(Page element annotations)
——————

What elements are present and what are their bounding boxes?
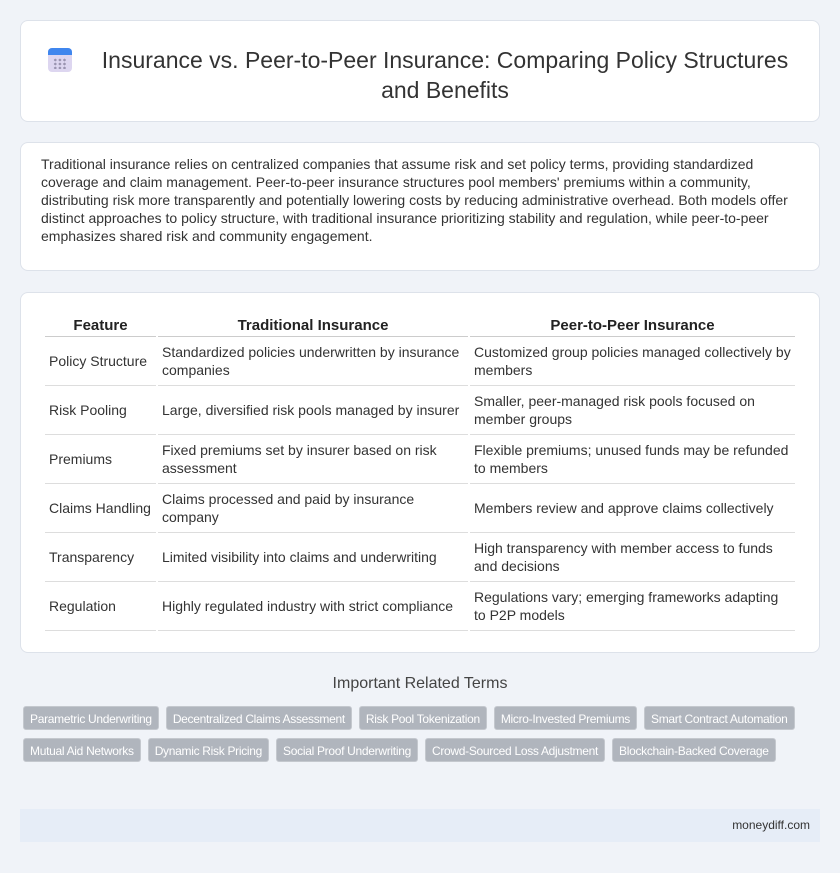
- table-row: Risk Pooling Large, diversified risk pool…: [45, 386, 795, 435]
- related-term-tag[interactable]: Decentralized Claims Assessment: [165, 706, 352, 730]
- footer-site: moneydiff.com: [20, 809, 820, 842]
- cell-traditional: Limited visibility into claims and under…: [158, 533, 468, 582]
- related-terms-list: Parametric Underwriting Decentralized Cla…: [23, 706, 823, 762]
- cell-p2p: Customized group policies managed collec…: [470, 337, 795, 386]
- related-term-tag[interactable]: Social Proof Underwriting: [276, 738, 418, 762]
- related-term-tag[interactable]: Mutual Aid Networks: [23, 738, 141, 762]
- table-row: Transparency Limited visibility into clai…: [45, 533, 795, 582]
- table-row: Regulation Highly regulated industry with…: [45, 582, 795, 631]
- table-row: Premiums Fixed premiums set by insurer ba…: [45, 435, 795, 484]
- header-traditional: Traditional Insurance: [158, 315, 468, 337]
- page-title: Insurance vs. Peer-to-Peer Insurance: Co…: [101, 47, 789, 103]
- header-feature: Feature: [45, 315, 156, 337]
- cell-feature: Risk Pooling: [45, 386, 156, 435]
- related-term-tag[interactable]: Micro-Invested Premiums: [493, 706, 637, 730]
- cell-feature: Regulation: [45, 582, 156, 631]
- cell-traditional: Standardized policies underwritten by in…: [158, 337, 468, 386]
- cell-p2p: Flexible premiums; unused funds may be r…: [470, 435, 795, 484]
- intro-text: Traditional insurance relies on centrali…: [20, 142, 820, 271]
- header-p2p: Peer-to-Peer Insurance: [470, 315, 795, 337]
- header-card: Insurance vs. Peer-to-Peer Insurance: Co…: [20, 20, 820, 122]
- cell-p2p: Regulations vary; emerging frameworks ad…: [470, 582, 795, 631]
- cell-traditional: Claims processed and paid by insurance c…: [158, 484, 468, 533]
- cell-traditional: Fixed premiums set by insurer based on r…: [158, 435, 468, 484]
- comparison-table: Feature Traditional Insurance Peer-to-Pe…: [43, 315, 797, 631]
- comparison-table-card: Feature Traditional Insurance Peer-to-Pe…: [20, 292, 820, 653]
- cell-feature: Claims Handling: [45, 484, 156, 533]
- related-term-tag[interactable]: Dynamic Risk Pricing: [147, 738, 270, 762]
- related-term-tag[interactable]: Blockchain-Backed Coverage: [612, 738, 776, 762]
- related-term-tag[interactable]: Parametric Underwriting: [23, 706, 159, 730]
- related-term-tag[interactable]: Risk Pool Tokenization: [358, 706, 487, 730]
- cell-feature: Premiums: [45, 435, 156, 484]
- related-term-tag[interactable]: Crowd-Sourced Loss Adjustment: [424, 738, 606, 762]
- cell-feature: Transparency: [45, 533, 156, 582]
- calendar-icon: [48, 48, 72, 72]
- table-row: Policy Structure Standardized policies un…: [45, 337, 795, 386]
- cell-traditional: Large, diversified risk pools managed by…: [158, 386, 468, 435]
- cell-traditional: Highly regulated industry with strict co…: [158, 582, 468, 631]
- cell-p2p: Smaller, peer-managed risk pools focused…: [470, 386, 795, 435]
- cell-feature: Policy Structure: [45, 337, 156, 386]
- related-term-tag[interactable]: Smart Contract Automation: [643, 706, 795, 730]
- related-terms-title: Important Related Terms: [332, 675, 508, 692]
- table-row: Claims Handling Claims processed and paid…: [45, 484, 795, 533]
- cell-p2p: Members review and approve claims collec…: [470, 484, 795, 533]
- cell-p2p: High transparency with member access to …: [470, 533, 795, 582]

——————

■ SET PROBLEM
Enter each line of the records above into a Markdown table with the columns "No." and "Line", numbering the rows in order and omitting blank lines. Leave the pictures out of the table.

■ OUTPUT OF THE TASK
| No. | Line |
|---|---|
| 1 | What elements are present and what are their bounding boxes? |
| 2 | - table-row: Risk Pooling Large, diversified risk pool…: [45, 386, 795, 435] |
| 3 | - related-term-tag[interactable]: Decentralized Claims Assessment: [165, 706, 352, 730] |
| 4 | - footer-site: moneydiff.com: [20, 809, 820, 842] |
| 5 | - cell-traditional: Limited visibility into claims and under…: [158, 533, 468, 582] |
| 6 | - related-terms-list: Parametric Underwriting Decentralized Cla…: [23, 706, 823, 762] |
| 7 | - cell-p2p: Customized group policies managed collec…: [470, 337, 795, 386] |
| 8 | - related-term-tag[interactable]: Social Proof Underwriting: [276, 738, 418, 762] |
| 9 | - related-term-tag[interactable]: Mutual Aid Networks: [23, 738, 141, 762] |
| 10 | - table-row: Transparency Limited visibility into clai…: [45, 533, 795, 582] |
| 11 | - table-row: Regulation Highly regulated industry with…: [45, 582, 795, 631] |
| 12 | - table-row: Premiums Fixed premiums set by insurer ba…: [45, 435, 795, 484] |
| 13 | - header-traditional: Traditional Insurance: [158, 315, 468, 337] |
| 14 | - page-title: Insurance vs. Peer-to-Peer Insurance: Co…: [101, 47, 789, 103] |
| 15 | - header-feature: Feature: [45, 315, 156, 337] |
| 16 | - cell-feature: Risk Pooling: [45, 386, 156, 435] |
| 17 | - related-term-tag[interactable]: Micro-Invested Premiums: [493, 706, 637, 730] |
| 18 | - cell-feature: Regulation: [45, 582, 156, 631] |
| 19 | - cell-traditional: Standardized policies underwritten by in…: [158, 337, 468, 386] |
| 20 | - cell-p2p: Flexible premiums; unused funds may be r…: [470, 435, 795, 484] |
| 21 | - intro-text: Traditional insurance relies on centrali…: [20, 142, 820, 271] |
| 22 | - header-p2p: Peer-to-Peer Insurance: [470, 315, 795, 337] |
| 23 | - header-card: Insurance vs. Peer-to-Peer Insurance: Co…: [20, 20, 820, 122] |
| 24 | - cell-p2p: Regulations vary; emerging frameworks ad…: [470, 582, 795, 631] |
| 25 | - cell-traditional: Claims processed and paid by insurance c…: [158, 484, 468, 533] |
| 26 | - cell-traditional: Fixed premiums set by insurer based on r…: [158, 435, 468, 484] |
| 27 | - comparison-table: Feature Traditional Insurance Peer-to-Pe…: [43, 315, 797, 631] |
| 28 | - comparison-table-card: Feature Traditional Insurance Peer-to-Pe…: [20, 292, 820, 653] |
| 29 | - cell-feature: Claims Handling: [45, 484, 156, 533] |
| 30 | - related-term-tag[interactable]: Dynamic Risk Pricing: [147, 738, 270, 762] |
| 31 | - related-term-tag[interactable]: Blockchain-Backed Coverage: [612, 738, 776, 762] |
| 32 | - related-term-tag[interactable]: Parametric Underwriting: [23, 706, 159, 730] |
| 33 | - related-term-tag[interactable]: Risk Pool Tokenization: [358, 706, 487, 730] |
| 34 | - cell-feature: Premiums: [45, 435, 156, 484] |
| 35 | - related-term-tag[interactable]: Crowd-Sourced Loss Adjustment: [424, 738, 606, 762] |
| 36 | - cell-feature: Transparency: [45, 533, 156, 582] |
| 37 | - calendar-icon: [48, 48, 72, 72] |
| 38 | - table-row: Policy Structure Standardized policies un…: [45, 337, 795, 386] |
| 39 | - cell-traditional: Large, diversified risk pools managed by…: [158, 386, 468, 435] |
| 40 | - cell-traditional: Highly regulated industry with strict co…: [158, 582, 468, 631] |
| 41 | - cell-p2p: Smaller, peer-managed risk pools focused…: [470, 386, 795, 435] |
| 42 | - cell-feature: Policy Structure: [45, 337, 156, 386] |
| 43 | - related-term-tag[interactable]: Smart Contract Automation: [643, 706, 795, 730] |
| 44 | - related-terms-title: Important Related Terms: [332, 675, 508, 692] |
| 45 | - table-row: Claims Handling Claims processed and paid…: [45, 484, 795, 533] |
| 46 | - cell-p2p: Members review and approve claims collec…: [470, 484, 795, 533] |
| 47 | - cell-p2p: High transparency with member access to …: [470, 533, 795, 582] |